Figure record extracts:
========================

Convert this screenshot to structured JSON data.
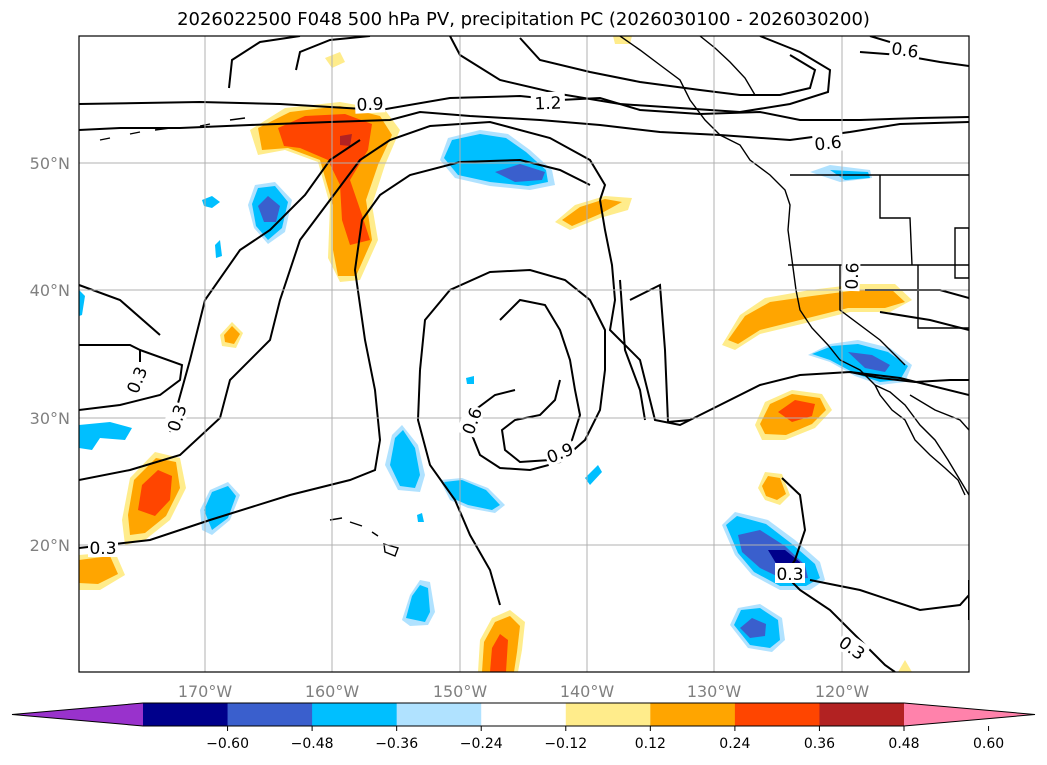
{
  "title": "2026022500 F048 500 hPa PV, precipitation PC (2026030100 - 2026030200)",
  "lon_labels": [
    "170°W",
    "160°W",
    "150°W",
    "140°W",
    "130°W",
    "120°W"
  ],
  "lat_labels": [
    "50°N",
    "40°N",
    "30°N",
    "20°N"
  ],
  "contour_labels": [
    "0.6",
    "1.2",
    "0.9",
    "0.6",
    "0.3",
    "0.3",
    "0.3",
    "0.6",
    "0.9",
    "0.3",
    "0.3",
    "0.6"
  ],
  "colorbar": {
    "ticks": [
      "−0.60",
      "−0.48",
      "−0.36",
      "−0.24",
      "−0.12",
      "0.12",
      "0.24",
      "0.36",
      "0.48",
      "0.60"
    ],
    "colors": [
      "#9932cc",
      "#00008b",
      "#3a5fcd",
      "#00bfff",
      "#b0e2ff",
      "#ffffff",
      "#ffec8b",
      "#ffa500",
      "#ff4500",
      "#b22222",
      "#ff82ab"
    ]
  },
  "palette": {
    "yellow": "#ffec8b",
    "orange": "#ffa500",
    "red": "#ff4500",
    "darkred": "#b22222",
    "lightblue": "#b0e2ff",
    "cyan": "#00bfff",
    "blue": "#3a5fcd",
    "navy": "#00008b"
  }
}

========================

## Goal
Every entry should be returned exactly as written, minus the pictures.

## Expected answer
Convert this screenshot to structured JSON data.
{
  "title": "2026022500 F048 500 hPa PV, precipitation PC (2026030100 - 2026030200)",
  "lon_labels": [
    "170°W",
    "160°W",
    "150°W",
    "140°W",
    "130°W",
    "120°W"
  ],
  "lat_labels": [
    "50°N",
    "40°N",
    "30°N",
    "20°N"
  ],
  "contour_labels": [
    "0.6",
    "1.2",
    "0.9",
    "0.6",
    "0.3",
    "0.3",
    "0.3",
    "0.6",
    "0.9",
    "0.3",
    "0.3",
    "0.6"
  ],
  "colorbar": {
    "ticks": [
      "−0.60",
      "−0.48",
      "−0.36",
      "−0.24",
      "−0.12",
      "0.12",
      "0.24",
      "0.36",
      "0.48",
      "0.60"
    ],
    "colors": [
      "#9932cc",
      "#00008b",
      "#3a5fcd",
      "#00bfff",
      "#b0e2ff",
      "#ffffff",
      "#ffec8b",
      "#ffa500",
      "#ff4500",
      "#b22222",
      "#ff82ab"
    ]
  },
  "palette": {
    "yellow": "#ffec8b",
    "orange": "#ffa500",
    "red": "#ff4500",
    "darkred": "#b22222",
    "lightblue": "#b0e2ff",
    "cyan": "#00bfff",
    "blue": "#3a5fcd",
    "navy": "#00008b"
  }
}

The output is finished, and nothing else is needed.